(Stored items)
>> Begin

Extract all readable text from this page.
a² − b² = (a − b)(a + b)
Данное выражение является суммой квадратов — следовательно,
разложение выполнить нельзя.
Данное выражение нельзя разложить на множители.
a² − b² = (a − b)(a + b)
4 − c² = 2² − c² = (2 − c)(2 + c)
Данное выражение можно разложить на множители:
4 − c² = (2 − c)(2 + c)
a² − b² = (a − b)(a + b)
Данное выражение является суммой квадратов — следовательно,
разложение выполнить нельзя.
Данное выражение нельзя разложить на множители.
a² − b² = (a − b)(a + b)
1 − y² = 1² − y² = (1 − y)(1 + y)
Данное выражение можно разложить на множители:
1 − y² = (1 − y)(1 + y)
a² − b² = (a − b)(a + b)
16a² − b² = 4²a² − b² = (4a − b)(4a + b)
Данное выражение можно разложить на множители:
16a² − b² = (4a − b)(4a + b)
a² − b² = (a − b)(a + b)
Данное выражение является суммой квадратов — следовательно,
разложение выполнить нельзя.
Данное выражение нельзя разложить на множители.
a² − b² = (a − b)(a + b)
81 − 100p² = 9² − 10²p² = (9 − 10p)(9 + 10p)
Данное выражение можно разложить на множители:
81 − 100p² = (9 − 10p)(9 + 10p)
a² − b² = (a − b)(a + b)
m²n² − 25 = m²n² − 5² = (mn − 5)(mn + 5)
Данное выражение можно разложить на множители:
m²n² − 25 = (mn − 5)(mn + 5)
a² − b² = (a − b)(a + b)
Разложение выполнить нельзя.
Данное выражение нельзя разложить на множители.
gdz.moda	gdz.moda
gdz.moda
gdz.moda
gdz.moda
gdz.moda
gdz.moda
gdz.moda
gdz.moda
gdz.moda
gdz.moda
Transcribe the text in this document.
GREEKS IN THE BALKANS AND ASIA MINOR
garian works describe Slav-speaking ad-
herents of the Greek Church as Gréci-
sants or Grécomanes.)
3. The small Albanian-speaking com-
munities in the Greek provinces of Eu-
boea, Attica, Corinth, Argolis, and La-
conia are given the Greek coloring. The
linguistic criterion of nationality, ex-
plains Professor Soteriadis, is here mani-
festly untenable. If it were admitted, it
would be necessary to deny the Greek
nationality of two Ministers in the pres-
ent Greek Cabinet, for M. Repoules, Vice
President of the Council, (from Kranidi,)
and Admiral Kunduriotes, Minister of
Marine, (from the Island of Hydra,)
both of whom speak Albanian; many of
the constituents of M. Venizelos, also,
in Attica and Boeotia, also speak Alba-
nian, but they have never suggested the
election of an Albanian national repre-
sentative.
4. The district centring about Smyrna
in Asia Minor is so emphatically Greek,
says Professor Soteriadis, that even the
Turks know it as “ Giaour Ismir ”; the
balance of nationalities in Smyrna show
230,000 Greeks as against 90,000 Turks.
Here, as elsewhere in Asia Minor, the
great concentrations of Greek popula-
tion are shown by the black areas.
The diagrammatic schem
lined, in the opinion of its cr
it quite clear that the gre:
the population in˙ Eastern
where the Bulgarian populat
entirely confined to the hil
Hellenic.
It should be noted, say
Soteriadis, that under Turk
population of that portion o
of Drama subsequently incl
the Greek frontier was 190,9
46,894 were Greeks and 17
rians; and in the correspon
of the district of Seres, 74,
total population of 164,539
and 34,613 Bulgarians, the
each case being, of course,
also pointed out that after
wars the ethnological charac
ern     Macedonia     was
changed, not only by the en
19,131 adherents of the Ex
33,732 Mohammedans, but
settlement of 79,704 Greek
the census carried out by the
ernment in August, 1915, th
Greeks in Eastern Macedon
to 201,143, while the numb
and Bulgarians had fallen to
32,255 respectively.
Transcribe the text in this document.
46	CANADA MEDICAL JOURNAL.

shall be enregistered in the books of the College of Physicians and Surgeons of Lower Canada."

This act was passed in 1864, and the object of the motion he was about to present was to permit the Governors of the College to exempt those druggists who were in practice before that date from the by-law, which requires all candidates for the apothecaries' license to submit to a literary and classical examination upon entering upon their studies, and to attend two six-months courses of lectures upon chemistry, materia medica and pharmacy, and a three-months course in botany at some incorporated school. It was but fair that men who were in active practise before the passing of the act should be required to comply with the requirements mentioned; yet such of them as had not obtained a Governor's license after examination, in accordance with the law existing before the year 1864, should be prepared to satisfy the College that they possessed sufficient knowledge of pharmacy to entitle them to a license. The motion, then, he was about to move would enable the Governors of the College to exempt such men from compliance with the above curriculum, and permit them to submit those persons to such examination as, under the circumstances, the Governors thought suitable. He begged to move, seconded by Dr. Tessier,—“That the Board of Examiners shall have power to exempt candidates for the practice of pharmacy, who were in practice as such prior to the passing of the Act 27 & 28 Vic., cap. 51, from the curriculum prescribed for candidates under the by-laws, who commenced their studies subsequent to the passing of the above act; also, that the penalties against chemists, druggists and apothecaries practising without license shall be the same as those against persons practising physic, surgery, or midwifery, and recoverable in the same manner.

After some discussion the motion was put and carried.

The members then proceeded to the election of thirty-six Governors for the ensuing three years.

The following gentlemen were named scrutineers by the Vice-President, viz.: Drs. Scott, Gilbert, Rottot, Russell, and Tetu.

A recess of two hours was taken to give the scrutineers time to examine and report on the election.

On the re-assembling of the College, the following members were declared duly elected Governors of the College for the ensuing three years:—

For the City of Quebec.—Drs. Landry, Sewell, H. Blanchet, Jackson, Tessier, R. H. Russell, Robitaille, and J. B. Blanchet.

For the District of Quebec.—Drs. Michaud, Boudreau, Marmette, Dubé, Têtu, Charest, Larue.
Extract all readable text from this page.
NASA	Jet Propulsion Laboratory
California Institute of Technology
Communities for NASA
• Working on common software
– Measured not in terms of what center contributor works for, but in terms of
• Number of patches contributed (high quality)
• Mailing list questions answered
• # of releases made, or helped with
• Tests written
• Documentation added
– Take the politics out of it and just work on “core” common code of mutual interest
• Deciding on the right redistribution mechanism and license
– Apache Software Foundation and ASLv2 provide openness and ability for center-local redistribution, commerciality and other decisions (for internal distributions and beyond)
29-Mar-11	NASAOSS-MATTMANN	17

>> End

* _Exercise instructions_
Copy each line that contains the word "with".

* _Response for this exercise_
This act was passed in 1864, and the object of the motion he was about to present was to permit the Governors of the College to exempt those druggists who were in practice before that date from the by-law, which requires all candidates for the apothecaries' license to submit to a literary and classical examination upon entering upon their studies, and to attend two six-months courses of lectures upon chemistry, materia medica and pharmacy, and a three-months course in botany at some incorporated school. It was but fair that men who were in active practise before the passing of the act should be required to comply with the requirements mentioned; yet such of them as had not obtained a Governor's license after examination, in accordance with the law existing before the year 1864, should be prepared to satisfy the College that they possessed sufficient knowledge of pharmacy to entitle them to a license. The motion, then, he was about to move would enable the Governors of the College to exempt such men from compliance with the above curriculum, and permit them to submit those persons to such examination as, under the circumstances, the Governors thought suitable. He begged to move, seconded by Dr. Tessier,—“That the Board of Examiners shall have power to exempt candidates for the practice of pharmacy, who were in practice as such prior to the passing of the Act 27 & 28 Vic., cap. 51, from the curriculum prescribed for candidates under the by-laws, who commenced their studies subsequent to the passing of the above act; also, that the penalties against chemists, druggists and apothecaries practising without license shall be the same as those against persons practising physic, surgery, or midwifery, and recoverable in the same manner.
• # of releases made, or helped with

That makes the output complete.